* **Do this**: Work out how many lines have "text" in them. Give only that number.

* **Material**:
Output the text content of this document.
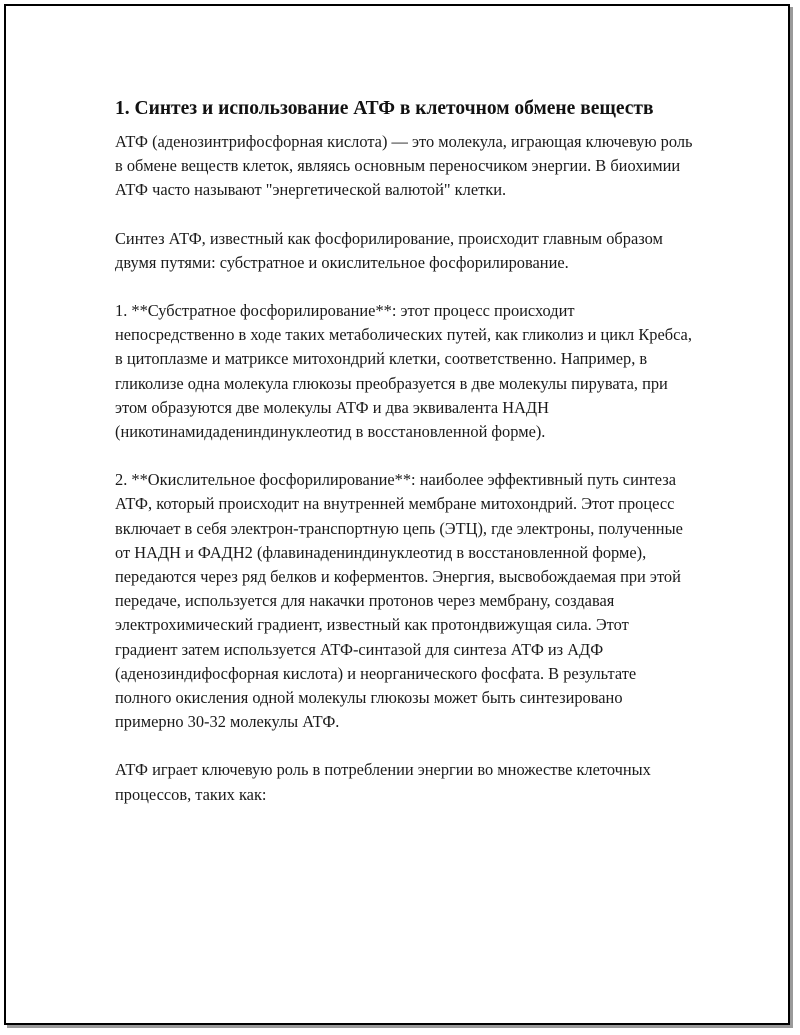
1. Синтез и использование АТФ в клеточном обмене веществ

АТФ (аденозинтрифосфорная кислота) — это молекула, играющая ключевую роль в обмене веществ клеток, являясь основным переносчиком энергии. В биохимии АТФ часто называют "энергетической валютой" клетки.

Синтез АТФ, известный как фосфорилирование, происходит главным образом двумя путями: субстратное и окислительное фосфорилирование.

1. **Субстратное фосфорилирование**: этот процесс происходит непосредственно в ходе таких метаболических путей, как гликолиз и цикл Кребса, в цитоплазме и матриксе митохондрий клетки, соответственно. Например, в гликолизе одна молекула глюкозы преобразуется в две молекулы пирувата, при этом образуются две молекулы АТФ и два эквивалента НАДН (никотинамидадениндинуклеотид в восстановленной форме).

2. **Окислительное фосфорилирование**: наиболее эффективный путь синтеза АТФ, который происходит на внутренней мембране митохондрий. Этот процесс включает в себя электрон-транспортную цепь (ЭТЦ), где электроны, полученные от НАДН и ФАДН2 (флавинадениндинуклеотид в восстановленной форме), передаются через ряд белков и коферментов. Энергия, высвобождаемая при этой передаче, используется для накачки протонов через мембрану, создавая электрохимический градиент, известный как протондвижущая сила. Этот градиент затем используется АТФ-синтазой для синтеза АТФ из АДФ (аденозиндифосфорная кислота) и неорганического фосфата. В результате полного окисления одной молекулы глюкозы может быть синтезировано примерно 30-32 молекулы АТФ.

АТФ играет ключевую роль в потреблении энергии во множестве клеточных процессов, таких как:
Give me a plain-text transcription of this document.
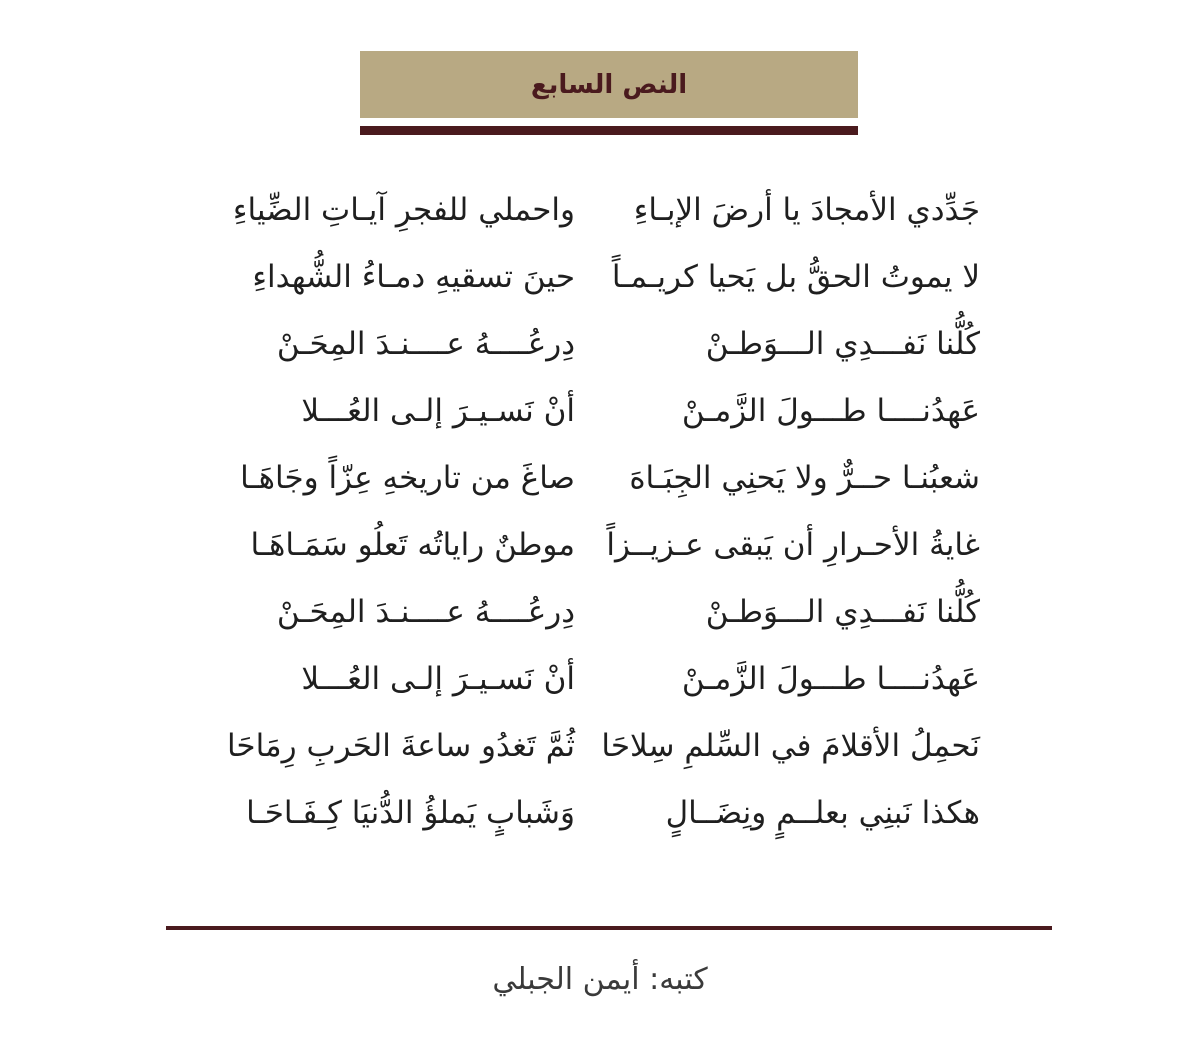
النص السابع
جَدِّدي الأمجادَ يا أرضَ الإبـاءِ
واحملي للفجرِ آيـاتِ الضِّياءِ
لا يموتُ الحقُّ بل يَحيا كريـمـاً
حينَ تسقيهِ دمـاءُ الشُّهداءِ
كُلُّنا نَفـــدِي الـــوَطـنْ
دِرعُــــهُ عــــنـدَ المِحَـنْ
عَهدُنــــا طـــولَ الزَّمـنْ
أنْ نَسـيـرَ إلـى العُـــلا
شعبُنـا حــرٌّ ولا يَحنِي الجِبَـاهَ
صاغَ من تاريخهِ عِزّاً وجَاهَـا
غايةُ الأحـرارِ أن يَبقى عـزيــزاً
موطنٌ راياتُه تَعلُو سَمَـاهَـا
كُلُّنا نَفـــدِي الـــوَطـنْ
دِرعُــــهُ عــــنـدَ المِحَـنْ
عَهدُنــــا طـــولَ الزَّمـنْ
أنْ نَسـيـرَ إلـى العُـــلا
نَحمِلُ الأقلامَ في السِّلمِ سِلاحَا
ثُمَّ تَغدُو ساعةَ الحَربِ رِمَاحَا
هكذا نَبنِي بعلــمٍ ونِضَــالٍ
وَشَبابٍ يَملؤُ الدُّنيَا كِـفَـاحَـا
كتبه: أيمن الجبلي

* **Expected answer**: 2